* START Records provided *

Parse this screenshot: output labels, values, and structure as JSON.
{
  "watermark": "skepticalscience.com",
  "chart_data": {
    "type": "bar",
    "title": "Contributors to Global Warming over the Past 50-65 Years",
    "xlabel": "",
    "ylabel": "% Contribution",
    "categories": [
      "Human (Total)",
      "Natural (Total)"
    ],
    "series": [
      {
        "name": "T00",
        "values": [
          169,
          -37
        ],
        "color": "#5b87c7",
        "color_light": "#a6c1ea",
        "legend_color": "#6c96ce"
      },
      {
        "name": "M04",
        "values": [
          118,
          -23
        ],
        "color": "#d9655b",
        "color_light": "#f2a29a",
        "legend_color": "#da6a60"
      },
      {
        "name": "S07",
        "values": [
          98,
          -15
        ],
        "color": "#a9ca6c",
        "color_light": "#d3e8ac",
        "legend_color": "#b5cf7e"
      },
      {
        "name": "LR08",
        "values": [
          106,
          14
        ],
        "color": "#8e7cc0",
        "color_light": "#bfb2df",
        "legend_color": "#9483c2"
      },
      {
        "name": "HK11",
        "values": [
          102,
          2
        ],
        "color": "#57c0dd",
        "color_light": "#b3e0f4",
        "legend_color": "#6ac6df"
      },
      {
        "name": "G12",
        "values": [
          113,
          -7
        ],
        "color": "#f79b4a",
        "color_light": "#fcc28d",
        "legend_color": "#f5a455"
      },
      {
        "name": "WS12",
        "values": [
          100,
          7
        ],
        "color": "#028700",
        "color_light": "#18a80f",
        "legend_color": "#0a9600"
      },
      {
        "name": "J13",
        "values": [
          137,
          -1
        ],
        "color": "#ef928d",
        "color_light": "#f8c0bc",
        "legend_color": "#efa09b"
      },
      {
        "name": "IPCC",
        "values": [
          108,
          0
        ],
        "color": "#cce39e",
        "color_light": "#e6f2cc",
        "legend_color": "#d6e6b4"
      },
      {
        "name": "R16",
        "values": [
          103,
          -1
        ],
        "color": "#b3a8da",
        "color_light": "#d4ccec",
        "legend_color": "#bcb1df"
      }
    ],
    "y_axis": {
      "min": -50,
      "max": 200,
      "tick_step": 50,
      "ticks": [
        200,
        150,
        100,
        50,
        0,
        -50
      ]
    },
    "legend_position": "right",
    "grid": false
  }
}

* END Records provided *

Give the material above again, word for word.

Task solution:
Parse this screenshot: output labels, values, and structure as JSON.
{
  "watermark": "skepticalscience.com",
  "chart_data": {
    "type": "bar",
    "title": "Contributors to Global Warming over the Past 50-65 Years",
    "xlabel": "",
    "ylabel": "% Contribution",
    "categories": [
      "Human (Total)",
      "Natural (Total)"
    ],
    "series": [
      {
        "name": "T00",
        "values": [
          169,
          -37
        ],
        "color": "#5b87c7",
        "color_light": "#a6c1ea",
        "legend_color": "#6c96ce"
      },
      {
        "name": "M04",
        "values": [
          118,
          -23
        ],
        "color": "#d9655b",
        "color_light": "#f2a29a",
        "legend_color": "#da6a60"
      },
      {
        "name": "S07",
        "values": [
          98,
          -15
        ],
        "color": "#a9ca6c",
        "color_light": "#d3e8ac",
        "legend_color": "#b5cf7e"
      },
      {
        "name": "LR08",
        "values": [
          106,
          14
        ],
        "color": "#8e7cc0",
        "color_light": "#bfb2df",
        "legend_color": "#9483c2"
      },
      {
        "name": "HK11",
        "values": [
          102,
          2
        ],
        "color": "#57c0dd",
        "color_light": "#b3e0f4",
        "legend_color": "#6ac6df"
      },
      {
        "name": "G12",
        "values": [
          113,
          -7
        ],
        "color": "#f79b4a",
        "color_light": "#fcc28d",
        "legend_color": "#f5a455"
      },
      {
        "name": "WS12",
        "values": [
          100,
          7
        ],
        "color": "#028700",
        "color_light": "#18a80f",
        "legend_color": "#0a9600"
      },
      {
        "name": "J13",
        "values": [
          137,
          -1
        ],
        "color": "#ef928d",
        "color_light": "#f8c0bc",
        "legend_color": "#efa09b"
      },
      {
        "name": "IPCC",
        "values": [
          108,
          0
        ],
        "color": "#cce39e",
        "color_light": "#e6f2cc",
        "legend_color": "#d6e6b4"
      },
      {
        "name": "R16",
        "values": [
          103,
          -1
        ],
        "color": "#b3a8da",
        "color_light": "#d4ccec",
        "legend_color": "#bcb1df"
      }
    ],
    "y_axis": {
      "min": -50,
      "max": 200,
      "tick_step": 50,
      "ticks": [
        200,
        150,
        100,
        50,
        0,
        -50
      ]
    },
    "legend_position": "right",
    "grid": false
  }
}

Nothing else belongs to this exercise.